Check each line of the listing below for the string "entry", and copy the ones that have it.

++++++++++++++++++++

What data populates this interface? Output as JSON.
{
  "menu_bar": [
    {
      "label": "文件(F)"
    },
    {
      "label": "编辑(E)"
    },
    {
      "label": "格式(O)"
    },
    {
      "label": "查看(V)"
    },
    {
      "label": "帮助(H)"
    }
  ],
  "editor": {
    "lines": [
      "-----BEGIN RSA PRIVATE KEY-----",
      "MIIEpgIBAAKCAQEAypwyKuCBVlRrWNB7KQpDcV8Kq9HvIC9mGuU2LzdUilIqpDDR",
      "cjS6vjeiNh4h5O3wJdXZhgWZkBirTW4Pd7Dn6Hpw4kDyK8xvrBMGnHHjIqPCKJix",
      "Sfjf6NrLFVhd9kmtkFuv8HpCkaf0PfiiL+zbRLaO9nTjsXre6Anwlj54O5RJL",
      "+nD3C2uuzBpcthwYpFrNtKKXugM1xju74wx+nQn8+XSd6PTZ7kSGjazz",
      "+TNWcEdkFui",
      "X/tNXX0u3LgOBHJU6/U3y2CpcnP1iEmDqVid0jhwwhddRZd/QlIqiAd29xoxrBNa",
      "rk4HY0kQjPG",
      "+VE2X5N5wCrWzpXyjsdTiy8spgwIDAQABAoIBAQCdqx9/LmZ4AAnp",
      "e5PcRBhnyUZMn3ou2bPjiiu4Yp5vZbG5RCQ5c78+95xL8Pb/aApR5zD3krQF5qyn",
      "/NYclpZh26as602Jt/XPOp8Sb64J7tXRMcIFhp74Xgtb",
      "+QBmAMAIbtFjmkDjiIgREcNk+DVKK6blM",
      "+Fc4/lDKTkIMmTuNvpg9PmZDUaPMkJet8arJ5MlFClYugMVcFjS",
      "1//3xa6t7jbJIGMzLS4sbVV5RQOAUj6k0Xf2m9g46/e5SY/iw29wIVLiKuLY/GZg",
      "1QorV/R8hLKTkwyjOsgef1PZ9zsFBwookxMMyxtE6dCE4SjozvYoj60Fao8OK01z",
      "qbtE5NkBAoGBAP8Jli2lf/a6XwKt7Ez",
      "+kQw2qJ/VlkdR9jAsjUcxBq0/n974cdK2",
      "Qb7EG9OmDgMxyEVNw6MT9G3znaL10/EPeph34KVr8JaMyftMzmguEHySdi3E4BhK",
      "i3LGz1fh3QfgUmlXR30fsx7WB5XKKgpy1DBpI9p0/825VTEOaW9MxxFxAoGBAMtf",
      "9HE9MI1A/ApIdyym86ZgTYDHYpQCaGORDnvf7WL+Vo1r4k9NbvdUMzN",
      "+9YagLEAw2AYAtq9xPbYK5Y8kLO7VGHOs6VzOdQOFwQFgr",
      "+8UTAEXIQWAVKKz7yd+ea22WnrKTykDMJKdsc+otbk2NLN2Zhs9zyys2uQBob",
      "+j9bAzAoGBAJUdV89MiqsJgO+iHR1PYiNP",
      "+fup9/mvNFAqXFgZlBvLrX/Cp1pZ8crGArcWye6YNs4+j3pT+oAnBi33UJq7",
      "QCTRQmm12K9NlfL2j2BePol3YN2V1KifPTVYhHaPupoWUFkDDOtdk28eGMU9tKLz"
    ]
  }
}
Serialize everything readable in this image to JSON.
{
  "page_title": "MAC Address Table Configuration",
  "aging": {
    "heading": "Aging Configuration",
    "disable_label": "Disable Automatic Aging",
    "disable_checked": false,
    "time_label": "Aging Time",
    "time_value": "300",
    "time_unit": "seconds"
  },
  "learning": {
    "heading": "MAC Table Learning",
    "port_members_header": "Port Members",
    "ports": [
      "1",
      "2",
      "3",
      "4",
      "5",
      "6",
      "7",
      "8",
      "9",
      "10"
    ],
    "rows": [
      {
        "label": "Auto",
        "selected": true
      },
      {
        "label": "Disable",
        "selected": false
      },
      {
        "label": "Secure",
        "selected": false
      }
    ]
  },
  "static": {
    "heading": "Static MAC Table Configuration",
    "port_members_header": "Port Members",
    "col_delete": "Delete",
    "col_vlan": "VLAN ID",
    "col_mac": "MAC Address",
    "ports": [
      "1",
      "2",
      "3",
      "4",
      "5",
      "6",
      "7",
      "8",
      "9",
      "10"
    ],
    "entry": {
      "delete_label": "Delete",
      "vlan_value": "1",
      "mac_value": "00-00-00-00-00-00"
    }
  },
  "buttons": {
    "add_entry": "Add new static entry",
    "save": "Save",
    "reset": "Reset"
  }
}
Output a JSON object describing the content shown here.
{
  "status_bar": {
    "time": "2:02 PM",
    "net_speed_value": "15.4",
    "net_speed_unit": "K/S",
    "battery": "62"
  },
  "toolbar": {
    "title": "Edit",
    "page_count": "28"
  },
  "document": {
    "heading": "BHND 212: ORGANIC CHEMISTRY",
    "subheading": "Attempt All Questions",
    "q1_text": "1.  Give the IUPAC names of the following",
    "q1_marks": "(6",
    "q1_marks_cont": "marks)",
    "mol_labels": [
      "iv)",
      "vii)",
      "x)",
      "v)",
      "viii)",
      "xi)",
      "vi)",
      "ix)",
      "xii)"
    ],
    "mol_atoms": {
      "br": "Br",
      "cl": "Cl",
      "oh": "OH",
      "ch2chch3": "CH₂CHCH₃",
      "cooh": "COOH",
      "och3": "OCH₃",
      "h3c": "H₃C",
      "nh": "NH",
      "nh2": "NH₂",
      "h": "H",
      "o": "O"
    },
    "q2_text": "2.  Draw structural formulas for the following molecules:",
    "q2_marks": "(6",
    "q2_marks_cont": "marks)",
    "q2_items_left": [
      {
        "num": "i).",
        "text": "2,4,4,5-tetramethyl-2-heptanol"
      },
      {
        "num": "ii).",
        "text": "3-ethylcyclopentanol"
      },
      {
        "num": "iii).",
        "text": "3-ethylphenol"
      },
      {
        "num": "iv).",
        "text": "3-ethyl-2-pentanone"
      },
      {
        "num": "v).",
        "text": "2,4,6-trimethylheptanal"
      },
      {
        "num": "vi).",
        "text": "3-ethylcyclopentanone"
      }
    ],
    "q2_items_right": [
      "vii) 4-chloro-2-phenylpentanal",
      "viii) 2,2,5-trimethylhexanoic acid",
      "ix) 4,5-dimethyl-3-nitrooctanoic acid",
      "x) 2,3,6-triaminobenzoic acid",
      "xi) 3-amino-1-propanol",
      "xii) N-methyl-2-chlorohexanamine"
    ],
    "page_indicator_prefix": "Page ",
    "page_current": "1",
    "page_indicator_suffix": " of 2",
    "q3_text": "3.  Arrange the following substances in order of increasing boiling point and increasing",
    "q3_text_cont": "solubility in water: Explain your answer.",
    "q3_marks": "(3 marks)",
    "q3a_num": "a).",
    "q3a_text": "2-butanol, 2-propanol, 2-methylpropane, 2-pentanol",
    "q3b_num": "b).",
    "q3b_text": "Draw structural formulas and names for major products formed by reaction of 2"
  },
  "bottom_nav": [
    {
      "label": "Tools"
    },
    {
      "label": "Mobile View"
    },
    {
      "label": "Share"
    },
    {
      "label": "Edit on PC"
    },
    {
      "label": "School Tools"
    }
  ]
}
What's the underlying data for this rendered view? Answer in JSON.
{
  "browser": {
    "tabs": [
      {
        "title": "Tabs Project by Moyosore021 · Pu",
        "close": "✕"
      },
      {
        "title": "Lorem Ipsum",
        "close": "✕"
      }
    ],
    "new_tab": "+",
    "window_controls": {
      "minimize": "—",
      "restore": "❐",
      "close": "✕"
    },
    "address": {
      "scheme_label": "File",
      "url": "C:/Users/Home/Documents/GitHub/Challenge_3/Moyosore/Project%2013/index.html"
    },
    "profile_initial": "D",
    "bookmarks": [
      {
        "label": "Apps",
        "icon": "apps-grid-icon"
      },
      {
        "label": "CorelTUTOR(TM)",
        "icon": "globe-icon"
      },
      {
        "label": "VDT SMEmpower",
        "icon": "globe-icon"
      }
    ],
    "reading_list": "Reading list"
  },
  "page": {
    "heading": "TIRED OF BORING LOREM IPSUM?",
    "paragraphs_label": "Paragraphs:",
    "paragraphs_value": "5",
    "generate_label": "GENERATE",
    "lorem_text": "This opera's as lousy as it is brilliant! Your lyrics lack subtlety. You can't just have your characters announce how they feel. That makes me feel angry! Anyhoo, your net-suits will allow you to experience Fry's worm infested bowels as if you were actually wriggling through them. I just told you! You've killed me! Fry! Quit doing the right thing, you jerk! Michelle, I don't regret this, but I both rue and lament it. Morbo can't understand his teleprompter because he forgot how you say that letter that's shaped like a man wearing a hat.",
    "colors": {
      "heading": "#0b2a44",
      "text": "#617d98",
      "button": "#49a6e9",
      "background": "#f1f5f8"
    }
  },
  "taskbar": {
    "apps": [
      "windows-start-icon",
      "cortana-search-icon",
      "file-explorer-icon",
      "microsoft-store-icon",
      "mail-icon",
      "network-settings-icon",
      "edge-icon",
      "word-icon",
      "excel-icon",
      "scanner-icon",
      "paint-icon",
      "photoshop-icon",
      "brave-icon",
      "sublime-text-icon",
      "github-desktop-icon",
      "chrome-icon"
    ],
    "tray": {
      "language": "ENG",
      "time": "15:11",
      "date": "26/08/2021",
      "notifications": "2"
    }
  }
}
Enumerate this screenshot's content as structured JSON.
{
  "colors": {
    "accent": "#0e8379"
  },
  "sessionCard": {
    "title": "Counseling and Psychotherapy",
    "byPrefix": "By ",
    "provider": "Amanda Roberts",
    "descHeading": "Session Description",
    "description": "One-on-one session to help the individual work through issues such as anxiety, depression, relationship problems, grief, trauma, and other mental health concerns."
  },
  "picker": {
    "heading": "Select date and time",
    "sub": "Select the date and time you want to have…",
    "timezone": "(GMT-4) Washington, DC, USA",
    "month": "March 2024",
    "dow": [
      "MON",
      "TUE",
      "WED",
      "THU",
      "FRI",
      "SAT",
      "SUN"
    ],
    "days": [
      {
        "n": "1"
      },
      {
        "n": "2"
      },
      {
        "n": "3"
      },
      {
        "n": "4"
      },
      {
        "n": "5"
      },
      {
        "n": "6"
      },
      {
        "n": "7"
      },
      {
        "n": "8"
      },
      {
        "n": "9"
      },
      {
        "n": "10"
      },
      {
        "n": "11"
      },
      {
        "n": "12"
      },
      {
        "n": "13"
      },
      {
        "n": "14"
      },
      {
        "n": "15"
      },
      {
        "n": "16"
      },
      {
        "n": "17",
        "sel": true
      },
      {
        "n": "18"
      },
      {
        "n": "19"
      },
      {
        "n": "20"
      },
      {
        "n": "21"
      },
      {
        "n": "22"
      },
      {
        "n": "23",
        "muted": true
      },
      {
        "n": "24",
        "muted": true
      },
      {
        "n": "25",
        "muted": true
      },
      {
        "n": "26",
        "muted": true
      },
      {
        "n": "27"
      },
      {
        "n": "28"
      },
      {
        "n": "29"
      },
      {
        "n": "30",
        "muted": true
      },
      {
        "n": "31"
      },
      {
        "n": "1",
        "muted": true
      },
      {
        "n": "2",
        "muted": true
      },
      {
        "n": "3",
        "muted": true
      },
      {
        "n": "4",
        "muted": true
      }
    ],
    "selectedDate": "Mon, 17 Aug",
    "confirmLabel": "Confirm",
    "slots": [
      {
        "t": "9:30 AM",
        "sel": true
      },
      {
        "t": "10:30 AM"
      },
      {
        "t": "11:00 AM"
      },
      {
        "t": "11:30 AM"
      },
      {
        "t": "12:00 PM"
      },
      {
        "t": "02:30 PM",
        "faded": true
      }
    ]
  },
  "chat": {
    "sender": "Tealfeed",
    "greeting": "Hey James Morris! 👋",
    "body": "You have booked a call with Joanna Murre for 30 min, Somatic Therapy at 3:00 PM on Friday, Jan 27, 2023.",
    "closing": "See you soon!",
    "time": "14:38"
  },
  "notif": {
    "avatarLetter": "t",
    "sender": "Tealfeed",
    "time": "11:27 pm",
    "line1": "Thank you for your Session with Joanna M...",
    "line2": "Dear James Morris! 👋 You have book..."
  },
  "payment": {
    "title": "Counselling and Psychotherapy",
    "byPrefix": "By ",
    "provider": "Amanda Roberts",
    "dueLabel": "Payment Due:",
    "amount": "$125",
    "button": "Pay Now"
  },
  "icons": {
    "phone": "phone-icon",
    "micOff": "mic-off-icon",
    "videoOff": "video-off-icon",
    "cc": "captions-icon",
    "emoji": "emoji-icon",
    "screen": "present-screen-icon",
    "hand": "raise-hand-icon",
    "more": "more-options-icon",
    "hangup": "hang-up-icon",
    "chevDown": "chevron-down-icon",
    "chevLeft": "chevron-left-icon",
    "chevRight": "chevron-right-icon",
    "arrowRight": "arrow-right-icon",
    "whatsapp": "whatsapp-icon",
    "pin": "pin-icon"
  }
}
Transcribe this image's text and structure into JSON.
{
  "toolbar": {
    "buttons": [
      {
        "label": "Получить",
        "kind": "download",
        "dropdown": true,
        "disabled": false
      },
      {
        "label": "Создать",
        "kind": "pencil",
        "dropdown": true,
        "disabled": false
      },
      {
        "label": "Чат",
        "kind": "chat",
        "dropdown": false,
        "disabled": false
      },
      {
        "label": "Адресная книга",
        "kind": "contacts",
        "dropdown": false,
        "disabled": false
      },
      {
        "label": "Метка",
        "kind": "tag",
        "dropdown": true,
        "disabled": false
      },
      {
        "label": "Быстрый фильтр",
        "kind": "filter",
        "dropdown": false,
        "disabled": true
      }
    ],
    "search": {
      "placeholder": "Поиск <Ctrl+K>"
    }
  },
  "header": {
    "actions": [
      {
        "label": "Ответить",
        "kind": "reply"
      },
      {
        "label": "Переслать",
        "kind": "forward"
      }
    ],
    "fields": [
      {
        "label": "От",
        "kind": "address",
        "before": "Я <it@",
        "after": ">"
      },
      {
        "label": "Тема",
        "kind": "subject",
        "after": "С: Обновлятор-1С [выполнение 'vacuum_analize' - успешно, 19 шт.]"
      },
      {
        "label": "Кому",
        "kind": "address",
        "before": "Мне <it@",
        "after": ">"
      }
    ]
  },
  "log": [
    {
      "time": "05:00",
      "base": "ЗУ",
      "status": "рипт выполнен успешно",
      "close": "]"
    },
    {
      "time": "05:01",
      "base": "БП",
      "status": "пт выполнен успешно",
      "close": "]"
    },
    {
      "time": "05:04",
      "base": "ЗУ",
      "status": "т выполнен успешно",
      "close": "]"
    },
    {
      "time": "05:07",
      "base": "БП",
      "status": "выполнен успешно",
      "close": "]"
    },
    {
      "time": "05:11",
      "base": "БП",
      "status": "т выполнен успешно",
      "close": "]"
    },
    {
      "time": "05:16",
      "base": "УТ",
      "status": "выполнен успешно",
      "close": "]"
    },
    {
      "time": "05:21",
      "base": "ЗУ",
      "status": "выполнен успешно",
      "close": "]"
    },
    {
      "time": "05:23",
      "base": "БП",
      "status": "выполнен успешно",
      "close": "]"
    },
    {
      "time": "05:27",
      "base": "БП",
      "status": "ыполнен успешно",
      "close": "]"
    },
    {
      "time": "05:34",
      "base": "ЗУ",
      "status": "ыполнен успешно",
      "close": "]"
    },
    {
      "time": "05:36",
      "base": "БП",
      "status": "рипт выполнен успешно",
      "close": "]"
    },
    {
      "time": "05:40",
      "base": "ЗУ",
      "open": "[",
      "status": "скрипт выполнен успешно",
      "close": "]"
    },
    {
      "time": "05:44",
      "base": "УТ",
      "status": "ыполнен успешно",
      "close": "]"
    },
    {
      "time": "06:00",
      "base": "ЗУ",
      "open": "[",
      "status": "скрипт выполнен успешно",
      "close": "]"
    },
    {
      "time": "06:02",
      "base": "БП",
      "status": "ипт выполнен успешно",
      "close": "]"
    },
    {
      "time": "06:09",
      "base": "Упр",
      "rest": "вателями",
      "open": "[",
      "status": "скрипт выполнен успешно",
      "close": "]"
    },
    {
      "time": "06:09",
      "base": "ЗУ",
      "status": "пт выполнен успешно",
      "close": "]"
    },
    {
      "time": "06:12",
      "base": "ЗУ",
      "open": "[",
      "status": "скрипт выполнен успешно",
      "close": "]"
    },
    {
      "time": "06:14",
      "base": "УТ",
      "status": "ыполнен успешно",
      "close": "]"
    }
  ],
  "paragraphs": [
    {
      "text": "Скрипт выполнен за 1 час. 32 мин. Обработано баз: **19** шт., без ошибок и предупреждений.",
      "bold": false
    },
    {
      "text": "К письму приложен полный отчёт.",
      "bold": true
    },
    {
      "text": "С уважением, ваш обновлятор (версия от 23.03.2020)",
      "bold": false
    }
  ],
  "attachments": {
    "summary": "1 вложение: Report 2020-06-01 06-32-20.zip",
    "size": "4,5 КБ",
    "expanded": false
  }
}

++++++++++++++++++++

Response |
    "entry": {
    "add_entry": "Add new static entry",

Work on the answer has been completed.